Your answer should be every line of the records that contains the word "atrás".

Top of Excerpted records

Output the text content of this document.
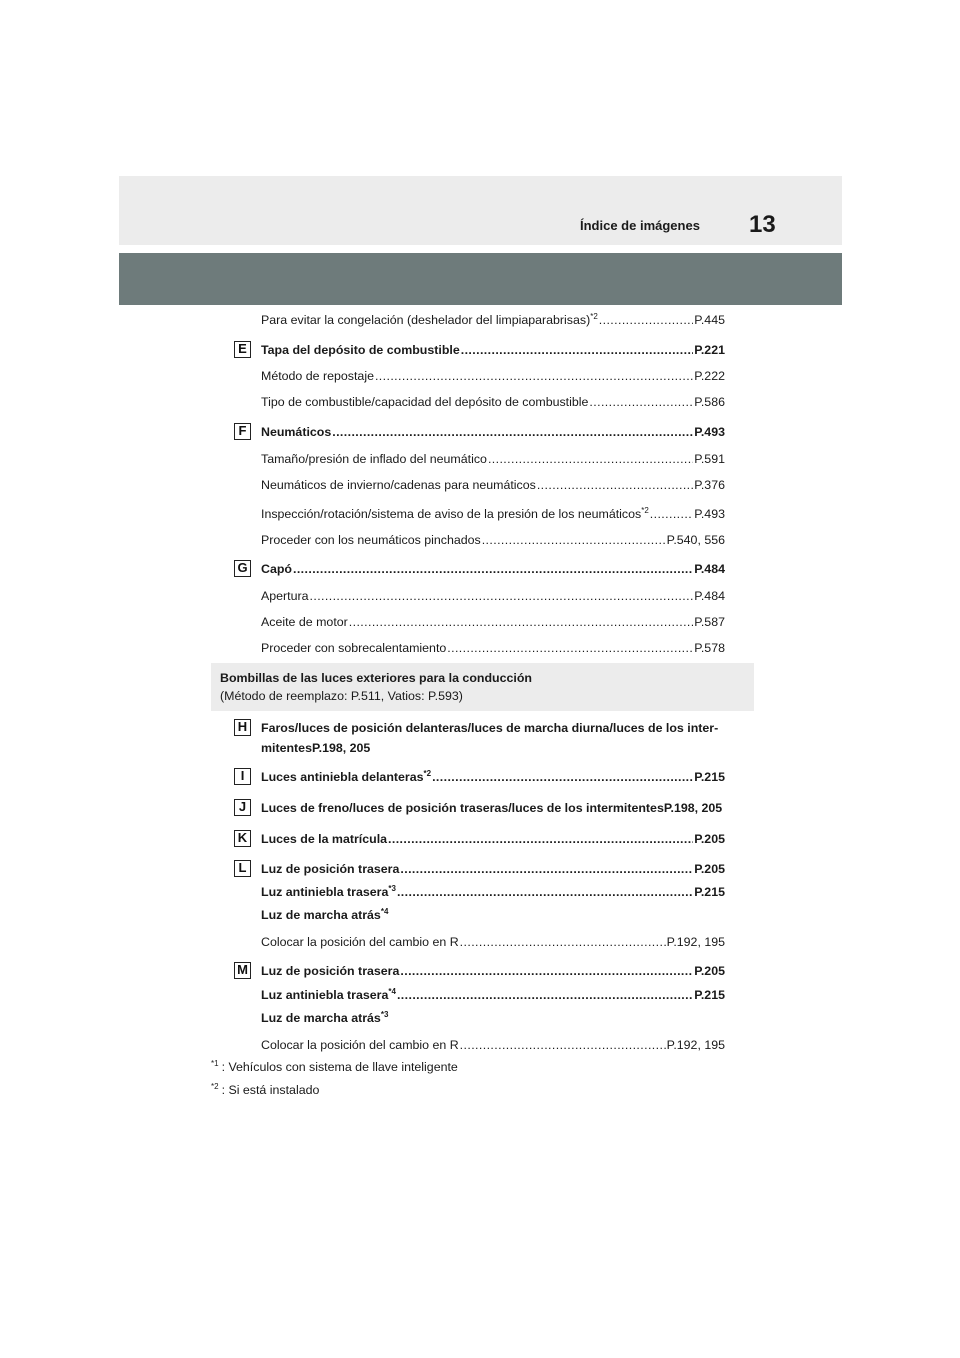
Índice de imágenes 13
Para evitar la congelación (deshelador del limpiaparabrisas)$^{*2}$ .....	P.445
E	Tapa del depósito de combustible .....	P.221
Método de repostaje .....	P.222
Tipo de combustible/capacidad del depósito de combustible .....	P.586
F	Neumáticos .....	P.493
Tamaño/presión de inflado del neumático .....	P.591
Neumáticos de invierno/cadenas para neumáticos .....	P.376
Inspección/rotación/sistema de aviso de la presión de los neumáticos$^{*2}$ .....	P.493
Proceder con los neumáticos pinchados .....	P.540, 556
G Capó .....	P.484
Apertura .....	P.484
Aceite de motor .....	P.587
Proceder con sobrecalentamiento .....	P.578
Bombillas de las luces exteriores para la conducción
(Método de reemplazo: P.511, Vatios: P.593)
H	Faros/luces de posición delanteras/luces de marcha diurna/luces de los inter-
mitentesP.198, 205
I	Luces antiniebla delanteras$^{*2}$ .....	P.215
J	Luces de freno/luces de posición traseras/luces de los intermitentesP.198, 205
K	Luces de la matrícula .....	P.205
L	Luz de posición trasera .....	P.205
Luz antiniebla trasera$^{*3}$ .....	P.215
Luz de marcha atrás$^{*4}$
Colocar la posición del cambio en R .....	P.192, 195
M Luz de posición trasera .....	P.205
Luz antiniebla trasera$^{*4}$ .....	P.215
Luz de marcha atrás$^{*3}$
Colocar la posición del cambio en R .....	P.192, 195
$^{*1}$ : Vehículos con sistema de llave inteligente
$^{*2}$ : Si está instalado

Bottom of Excerpted records

→ **Expected answer**:
Luz de marcha atrás$^{*4}$
Luz de marcha atrás$^{*3}$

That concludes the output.